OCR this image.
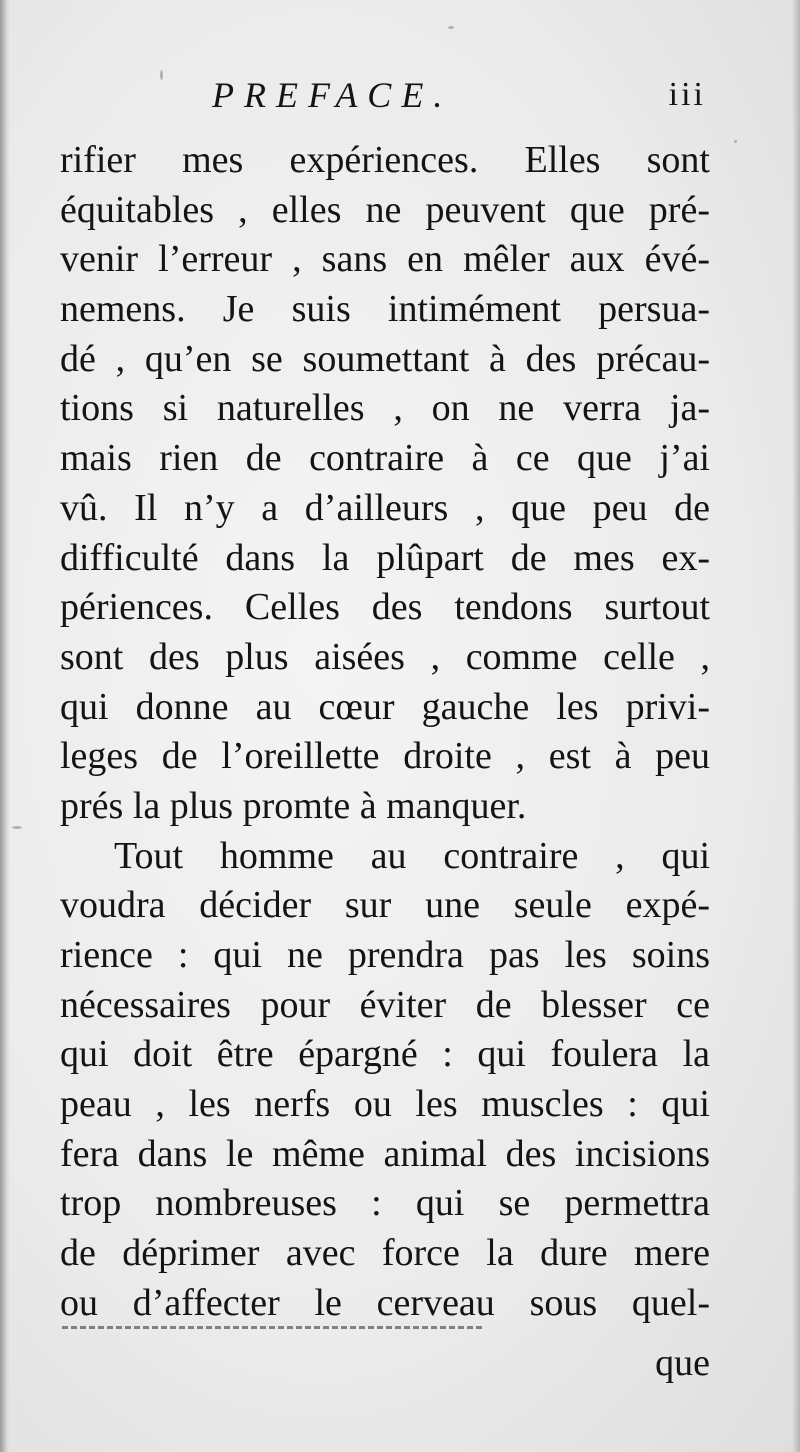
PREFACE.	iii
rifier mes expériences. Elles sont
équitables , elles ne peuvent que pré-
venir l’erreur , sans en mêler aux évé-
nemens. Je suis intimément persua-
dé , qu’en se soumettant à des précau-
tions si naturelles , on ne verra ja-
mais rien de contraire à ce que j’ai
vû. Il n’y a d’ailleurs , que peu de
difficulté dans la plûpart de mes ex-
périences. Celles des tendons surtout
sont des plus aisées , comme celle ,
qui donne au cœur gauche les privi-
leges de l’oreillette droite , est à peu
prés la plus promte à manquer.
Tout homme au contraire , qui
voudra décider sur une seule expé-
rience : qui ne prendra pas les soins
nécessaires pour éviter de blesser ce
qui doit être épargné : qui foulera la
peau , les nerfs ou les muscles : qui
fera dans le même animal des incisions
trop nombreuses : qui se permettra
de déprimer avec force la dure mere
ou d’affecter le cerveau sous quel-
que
=-=-=-=-=
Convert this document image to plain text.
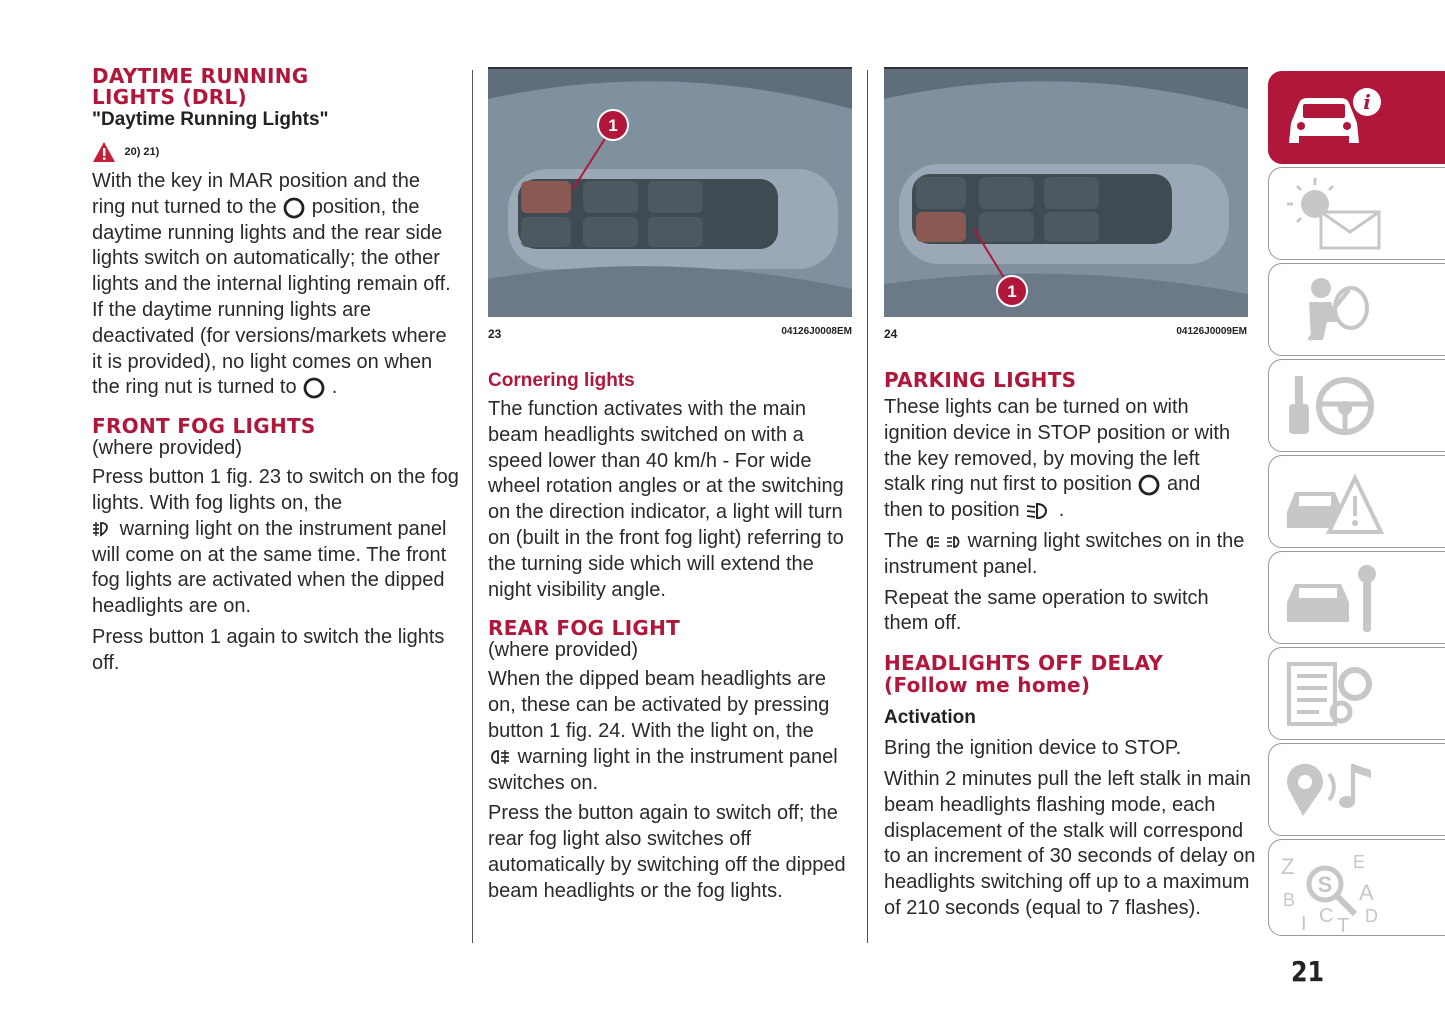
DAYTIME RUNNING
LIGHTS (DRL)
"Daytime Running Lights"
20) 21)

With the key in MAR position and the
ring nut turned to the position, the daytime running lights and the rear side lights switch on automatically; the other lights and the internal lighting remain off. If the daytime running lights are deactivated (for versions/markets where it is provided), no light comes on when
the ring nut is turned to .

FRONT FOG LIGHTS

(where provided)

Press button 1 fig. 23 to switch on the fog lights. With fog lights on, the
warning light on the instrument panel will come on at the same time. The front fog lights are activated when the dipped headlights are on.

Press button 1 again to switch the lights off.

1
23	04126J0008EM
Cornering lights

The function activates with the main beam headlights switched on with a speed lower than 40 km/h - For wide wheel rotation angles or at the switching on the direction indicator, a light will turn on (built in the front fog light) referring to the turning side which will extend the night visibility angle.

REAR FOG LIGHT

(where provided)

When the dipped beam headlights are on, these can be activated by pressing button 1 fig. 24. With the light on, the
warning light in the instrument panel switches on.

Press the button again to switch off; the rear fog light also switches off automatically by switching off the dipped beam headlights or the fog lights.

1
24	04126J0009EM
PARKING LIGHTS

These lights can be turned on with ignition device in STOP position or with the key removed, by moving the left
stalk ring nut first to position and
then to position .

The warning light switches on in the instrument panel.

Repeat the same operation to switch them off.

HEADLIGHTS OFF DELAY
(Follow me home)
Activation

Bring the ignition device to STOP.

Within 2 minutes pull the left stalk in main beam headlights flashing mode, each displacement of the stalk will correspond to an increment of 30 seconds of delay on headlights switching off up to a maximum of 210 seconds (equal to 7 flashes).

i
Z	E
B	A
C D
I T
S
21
=-=-=-=-=
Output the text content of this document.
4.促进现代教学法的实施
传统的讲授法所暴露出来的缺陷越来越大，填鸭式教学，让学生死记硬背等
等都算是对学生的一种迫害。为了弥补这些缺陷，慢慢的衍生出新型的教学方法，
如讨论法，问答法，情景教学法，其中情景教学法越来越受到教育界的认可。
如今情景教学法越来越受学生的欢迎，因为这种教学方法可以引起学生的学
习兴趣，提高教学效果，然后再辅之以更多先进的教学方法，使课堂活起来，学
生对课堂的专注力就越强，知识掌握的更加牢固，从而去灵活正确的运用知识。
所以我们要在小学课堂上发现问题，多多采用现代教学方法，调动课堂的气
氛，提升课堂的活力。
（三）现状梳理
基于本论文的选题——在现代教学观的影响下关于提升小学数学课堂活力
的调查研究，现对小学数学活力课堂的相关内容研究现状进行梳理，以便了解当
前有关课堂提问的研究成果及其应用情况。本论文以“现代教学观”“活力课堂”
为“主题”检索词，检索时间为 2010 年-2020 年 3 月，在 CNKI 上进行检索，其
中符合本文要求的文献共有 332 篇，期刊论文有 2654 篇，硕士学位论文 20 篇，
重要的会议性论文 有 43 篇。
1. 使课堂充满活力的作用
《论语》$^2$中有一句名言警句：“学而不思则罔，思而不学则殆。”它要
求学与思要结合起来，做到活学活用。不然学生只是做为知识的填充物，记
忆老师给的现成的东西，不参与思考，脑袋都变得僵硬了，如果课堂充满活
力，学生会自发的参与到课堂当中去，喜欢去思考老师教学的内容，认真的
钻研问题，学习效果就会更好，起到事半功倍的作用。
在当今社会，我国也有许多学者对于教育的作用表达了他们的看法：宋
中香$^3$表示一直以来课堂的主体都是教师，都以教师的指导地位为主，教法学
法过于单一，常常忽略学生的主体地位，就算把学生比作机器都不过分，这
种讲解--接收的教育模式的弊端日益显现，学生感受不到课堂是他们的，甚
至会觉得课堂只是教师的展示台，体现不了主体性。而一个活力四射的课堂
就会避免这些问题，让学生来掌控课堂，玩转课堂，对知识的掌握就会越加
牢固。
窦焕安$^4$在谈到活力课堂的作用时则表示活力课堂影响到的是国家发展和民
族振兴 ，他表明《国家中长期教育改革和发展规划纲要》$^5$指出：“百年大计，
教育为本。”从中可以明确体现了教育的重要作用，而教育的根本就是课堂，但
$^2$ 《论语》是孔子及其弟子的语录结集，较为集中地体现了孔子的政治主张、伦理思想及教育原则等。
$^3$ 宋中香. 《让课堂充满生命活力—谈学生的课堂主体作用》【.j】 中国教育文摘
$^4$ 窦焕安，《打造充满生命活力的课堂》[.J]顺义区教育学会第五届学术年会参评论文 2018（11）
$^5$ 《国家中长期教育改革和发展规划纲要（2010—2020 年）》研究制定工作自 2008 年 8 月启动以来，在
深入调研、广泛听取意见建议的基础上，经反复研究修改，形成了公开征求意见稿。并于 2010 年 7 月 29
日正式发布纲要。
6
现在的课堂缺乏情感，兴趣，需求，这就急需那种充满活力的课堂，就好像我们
=-=-=-=-=
[EXERCISE TASK]: In the entries above, find lines with "turned" and copy each.

[RESULT OF THE TASK]:
ring nut turned to the position, the daytime running lights and the rear side lights switch on automatically; the other lights and the internal lighting remain off. If the daytime running lights are deactivated (for versions/markets where it is provided), no light comes on when
the ring nut is turned to .
These lights can be turned on with ignition device in STOP position or with the key removed, by moving the left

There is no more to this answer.